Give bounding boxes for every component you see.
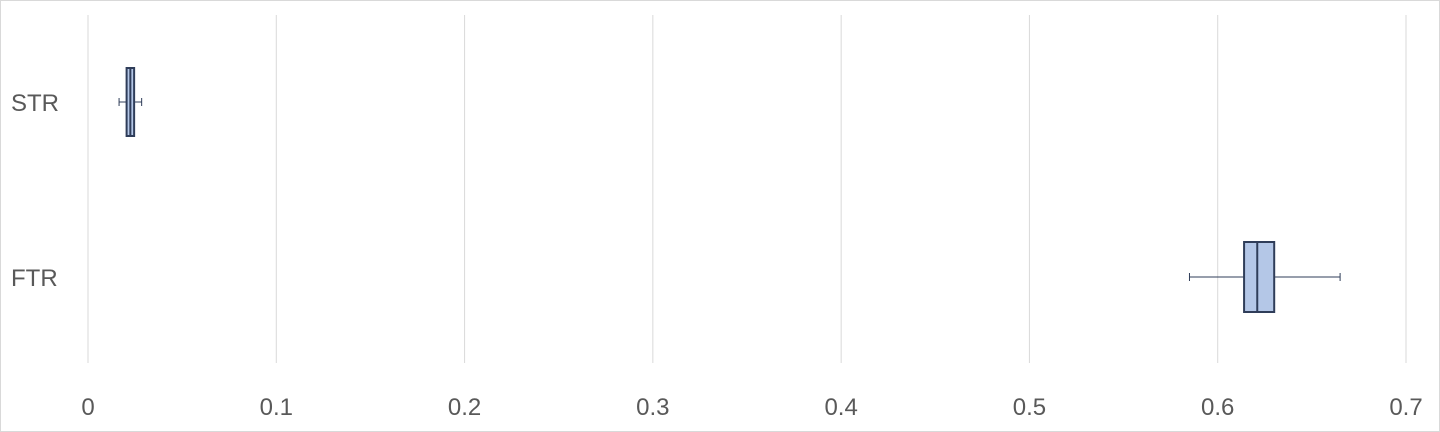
- x-tick-label: 0.3: [636, 394, 669, 421]
- x-tick-label: 0.4: [824, 394, 857, 421]
- x-tick-label: 0.2: [448, 394, 481, 421]
- x-axis-ticks: 0 0.1 0.2 0.3 0.4 0.5 0.6 0.7: [81, 394, 1422, 421]
- boxes: [118, 67, 1341, 313]
- x-tick-label: 0: [81, 394, 94, 421]
- category-labels: STR FTR: [11, 90, 59, 292]
- iqr-box: [1243, 241, 1276, 313]
- x-tick-label: 0.5: [1013, 394, 1046, 421]
- x-tick-label: 0.1: [260, 394, 293, 421]
- box-ftr: [1188, 241, 1341, 313]
- box-str: [118, 67, 143, 137]
- x-tick-label: 0.7: [1389, 394, 1422, 421]
- gridlines: [87, 15, 1407, 363]
- category-label: STR: [11, 90, 59, 117]
- category-label: FTR: [11, 265, 58, 292]
- x-tick-label: 0.6: [1201, 394, 1234, 421]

**Aim of the task**:
Convert every line of the records above into a JSON list of strings, one string per line, with blank lines and the pictures left out.

**Finished answer**:
[
  "Give bounding boxes for every component you see.",
  "- x-tick-label: 0.3: [636, 394, 669, 421]",
  "- x-tick-label: 0.4: [824, 394, 857, 421]",
  "- x-tick-label: 0.2: [448, 394, 481, 421]",
  "- x-axis-ticks: 0 0.1 0.2 0.3 0.4 0.5 0.6 0.7: [81, 394, 1422, 421]",
  "- boxes: [118, 67, 1341, 313]",
  "- x-tick-label: 0: [81, 394, 94, 421]",
  "- category-labels: STR FTR: [11, 90, 59, 292]",
  "- iqr-box: [1243, 241, 1276, 313]",
  "- x-tick-label: 0.5: [1013, 394, 1046, 421]",
  "- x-tick-label: 0.1: [260, 394, 293, 421]",
  "- box-ftr: [1188, 241, 1341, 313]",
  "- box-str: [118, 67, 143, 137]",
  "- x-tick-label: 0.7: [1389, 394, 1422, 421]",
  "- gridlines: [87, 15, 1407, 363]",
  "- category-label: STR: [11, 90, 59, 117]",
  "- category-label: FTR: [11, 265, 58, 292]",
  "- x-tick-label: 0.6: [1201, 394, 1234, 421]"
]